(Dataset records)
----

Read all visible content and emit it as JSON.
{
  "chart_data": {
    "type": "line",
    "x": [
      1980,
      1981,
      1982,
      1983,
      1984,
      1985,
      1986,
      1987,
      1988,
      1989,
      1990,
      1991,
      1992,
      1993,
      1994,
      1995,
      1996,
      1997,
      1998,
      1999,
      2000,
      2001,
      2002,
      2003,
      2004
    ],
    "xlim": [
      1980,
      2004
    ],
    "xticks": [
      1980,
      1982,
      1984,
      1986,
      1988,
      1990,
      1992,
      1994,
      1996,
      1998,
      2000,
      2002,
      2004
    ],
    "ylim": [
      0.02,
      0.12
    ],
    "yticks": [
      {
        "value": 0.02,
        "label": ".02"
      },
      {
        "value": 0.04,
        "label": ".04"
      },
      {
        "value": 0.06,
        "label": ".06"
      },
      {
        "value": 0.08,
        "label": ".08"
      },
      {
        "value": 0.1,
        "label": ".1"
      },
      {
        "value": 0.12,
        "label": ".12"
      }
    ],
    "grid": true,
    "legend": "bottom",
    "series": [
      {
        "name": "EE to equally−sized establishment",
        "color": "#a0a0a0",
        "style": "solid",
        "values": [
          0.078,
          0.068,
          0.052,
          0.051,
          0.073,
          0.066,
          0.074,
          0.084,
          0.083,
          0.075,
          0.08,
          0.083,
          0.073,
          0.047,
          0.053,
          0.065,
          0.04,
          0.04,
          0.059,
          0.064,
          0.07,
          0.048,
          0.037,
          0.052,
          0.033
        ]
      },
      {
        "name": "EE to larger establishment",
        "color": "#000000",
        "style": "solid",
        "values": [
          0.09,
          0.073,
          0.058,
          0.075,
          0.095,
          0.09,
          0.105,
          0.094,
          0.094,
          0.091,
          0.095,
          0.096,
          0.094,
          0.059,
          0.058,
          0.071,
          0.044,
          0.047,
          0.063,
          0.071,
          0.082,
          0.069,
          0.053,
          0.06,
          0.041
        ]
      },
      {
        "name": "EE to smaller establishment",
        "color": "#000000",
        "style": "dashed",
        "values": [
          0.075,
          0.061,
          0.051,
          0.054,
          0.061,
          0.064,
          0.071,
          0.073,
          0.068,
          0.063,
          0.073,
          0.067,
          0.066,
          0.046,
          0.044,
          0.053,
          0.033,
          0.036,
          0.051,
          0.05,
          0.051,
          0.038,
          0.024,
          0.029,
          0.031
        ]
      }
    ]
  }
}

----

* **REQUIREMENT**: Quote every line of the data, word for word.

* **ANSWER FOR THIS EXERCISE**:
Read all visible content and emit it as JSON.
{
  "chart_data": {
    "type": "line",
    "x": [
      1980,
      1981,
      1982,
      1983,
      1984,
      1985,
      1986,
      1987,
      1988,
      1989,
      1990,
      1991,
      1992,
      1993,
      1994,
      1995,
      1996,
      1997,
      1998,
      1999,
      2000,
      2001,
      2002,
      2003,
      2004
    ],
    "xlim": [
      1980,
      2004
    ],
    "xticks": [
      1980,
      1982,
      1984,
      1986,
      1988,
      1990,
      1992,
      1994,
      1996,
      1998,
      2000,
      2002,
      2004
    ],
    "ylim": [
      0.02,
      0.12
    ],
    "yticks": [
      {
        "value": 0.02,
        "label": ".02"
      },
      {
        "value": 0.04,
        "label": ".04"
      },
      {
        "value": 0.06,
        "label": ".06"
      },
      {
        "value": 0.08,
        "label": ".08"
      },
      {
        "value": 0.1,
        "label": ".1"
      },
      {
        "value": 0.12,
        "label": ".12"
      }
    ],
    "grid": true,
    "legend": "bottom",
    "series": [
      {
        "name": "EE to equally−sized establishment",
        "color": "#a0a0a0",
        "style": "solid",
        "values": [
          0.078,
          0.068,
          0.052,
          0.051,
          0.073,
          0.066,
          0.074,
          0.084,
          0.083,
          0.075,
          0.08,
          0.083,
          0.073,
          0.047,
          0.053,
          0.065,
          0.04,
          0.04,
          0.059,
          0.064,
          0.07,
          0.048,
          0.037,
          0.052,
          0.033
        ]
      },
      {
        "name": "EE to larger establishment",
        "color": "#000000",
        "style": "solid",
        "values": [
          0.09,
          0.073,
          0.058,
          0.075,
          0.095,
          0.09,
          0.105,
          0.094,
          0.094,
          0.091,
          0.095,
          0.096,
          0.094,
          0.059,
          0.058,
          0.071,
          0.044,
          0.047,
          0.063,
          0.071,
          0.082,
          0.069,
          0.053,
          0.06,
          0.041
        ]
      },
      {
        "name": "EE to smaller establishment",
        "color": "#000000",
        "style": "dashed",
        "values": [
          0.075,
          0.061,
          0.051,
          0.054,
          0.061,
          0.064,
          0.071,
          0.073,
          0.068,
          0.063,
          0.073,
          0.067,
          0.066,
          0.046,
          0.044,
          0.053,
          0.033,
          0.036,
          0.051,
          0.05,
          0.051,
          0.038,
          0.024,
          0.029,
          0.031
        ]
      }
    ]
  }
}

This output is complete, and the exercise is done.